▸ EXERCISE:
What follows is a block of records; restate each one word for word.

▸ EXCERPTED RECORDS:
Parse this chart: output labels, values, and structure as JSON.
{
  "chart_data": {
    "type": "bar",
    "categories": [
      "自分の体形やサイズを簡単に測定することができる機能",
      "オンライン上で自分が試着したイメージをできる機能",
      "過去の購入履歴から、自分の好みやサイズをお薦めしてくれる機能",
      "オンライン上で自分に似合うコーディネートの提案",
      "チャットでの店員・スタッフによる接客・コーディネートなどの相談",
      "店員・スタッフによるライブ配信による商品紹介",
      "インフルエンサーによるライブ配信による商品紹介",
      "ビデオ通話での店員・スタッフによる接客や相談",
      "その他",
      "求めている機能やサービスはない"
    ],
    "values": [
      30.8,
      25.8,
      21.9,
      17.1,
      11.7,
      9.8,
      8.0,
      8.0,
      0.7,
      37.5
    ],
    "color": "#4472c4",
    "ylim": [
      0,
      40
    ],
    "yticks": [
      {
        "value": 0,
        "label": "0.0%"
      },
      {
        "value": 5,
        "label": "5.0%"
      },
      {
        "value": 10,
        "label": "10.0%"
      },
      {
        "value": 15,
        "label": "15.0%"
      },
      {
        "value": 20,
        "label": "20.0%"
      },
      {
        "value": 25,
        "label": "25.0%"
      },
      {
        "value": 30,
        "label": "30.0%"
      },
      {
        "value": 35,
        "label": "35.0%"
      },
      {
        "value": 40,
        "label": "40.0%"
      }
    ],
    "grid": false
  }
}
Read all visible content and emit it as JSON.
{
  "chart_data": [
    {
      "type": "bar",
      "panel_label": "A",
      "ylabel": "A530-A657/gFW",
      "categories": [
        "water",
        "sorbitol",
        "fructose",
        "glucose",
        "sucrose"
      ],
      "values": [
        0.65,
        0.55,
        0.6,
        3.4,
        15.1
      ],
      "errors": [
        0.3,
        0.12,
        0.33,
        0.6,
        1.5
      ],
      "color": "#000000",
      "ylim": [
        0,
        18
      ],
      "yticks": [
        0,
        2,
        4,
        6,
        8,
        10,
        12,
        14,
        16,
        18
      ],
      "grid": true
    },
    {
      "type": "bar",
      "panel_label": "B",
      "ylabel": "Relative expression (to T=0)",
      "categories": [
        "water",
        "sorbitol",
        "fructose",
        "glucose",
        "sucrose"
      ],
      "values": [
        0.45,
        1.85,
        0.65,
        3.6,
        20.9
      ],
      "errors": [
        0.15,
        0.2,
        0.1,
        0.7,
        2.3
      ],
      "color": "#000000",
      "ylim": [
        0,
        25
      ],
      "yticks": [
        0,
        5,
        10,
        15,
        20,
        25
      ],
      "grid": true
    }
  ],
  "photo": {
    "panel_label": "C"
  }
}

▸ COMPLETE OUTPUT:
Parse this chart: output labels, values, and structure as JSON.
{
  "chart_data": {
    "type": "bar",
    "categories": [
      "自分の体形やサイズを簡単に測定することができる機能",
      "オンライン上で自分が試着したイメージをできる機能",
      "過去の購入履歴から、自分の好みやサイズをお薦めしてくれる機能",
      "オンライン上で自分に似合うコーディネートの提案",
      "チャットでの店員・スタッフによる接客・コーディネートなどの相談",
      "店員・スタッフによるライブ配信による商品紹介",
      "インフルエンサーによるライブ配信による商品紹介",
      "ビデオ通話での店員・スタッフによる接客や相談",
      "その他",
      "求めている機能やサービスはない"
    ],
    "values": [
      30.8,
      25.8,
      21.9,
      17.1,
      11.7,
      9.8,
      8.0,
      8.0,
      0.7,
      37.5
    ],
    "color": "#4472c4",
    "ylim": [
      0,
      40
    ],
    "yticks": [
      {
        "value": 0,
        "label": "0.0%"
      },
      {
        "value": 5,
        "label": "5.0%"
      },
      {
        "value": 10,
        "label": "10.0%"
      },
      {
        "value": 15,
        "label": "15.0%"
      },
      {
        "value": 20,
        "label": "20.0%"
      },
      {
        "value": 25,
        "label": "25.0%"
      },
      {
        "value": 30,
        "label": "30.0%"
      },
      {
        "value": 35,
        "label": "35.0%"
      },
      {
        "value": 40,
        "label": "40.0%"
      }
    ],
    "grid": false
  }
}
Read all visible content and emit it as JSON.
{
  "chart_data": [
    {
      "type": "bar",
      "panel_label": "A",
      "ylabel": "A530-A657/gFW",
      "categories": [
        "water",
        "sorbitol",
        "fructose",
        "glucose",
        "sucrose"
      ],
      "values": [
        0.65,
        0.55,
        0.6,
        3.4,
        15.1
      ],
      "errors": [
        0.3,
        0.12,
        0.33,
        0.6,
        1.5
      ],
      "color": "#000000",
      "ylim": [
        0,
        18
      ],
      "yticks": [
        0,
        2,
        4,
        6,
        8,
        10,
        12,
        14,
        16,
        18
      ],
      "grid": true
    },
    {
      "type": "bar",
      "panel_label": "B",
      "ylabel": "Relative expression (to T=0)",
      "categories": [
        "water",
        "sorbitol",
        "fructose",
        "glucose",
        "sucrose"
      ],
      "values": [
        0.45,
        1.85,
        0.65,
        3.6,
        20.9
      ],
      "errors": [
        0.15,
        0.2,
        0.1,
        0.7,
        2.3
      ],
      "color": "#000000",
      "ylim": [
        0,
        25
      ],
      "yticks": [
        0,
        5,
        10,
        15,
        20,
        25
      ],
      "grid": true
    }
  ],
  "photo": {
    "panel_label": "C"
  }
}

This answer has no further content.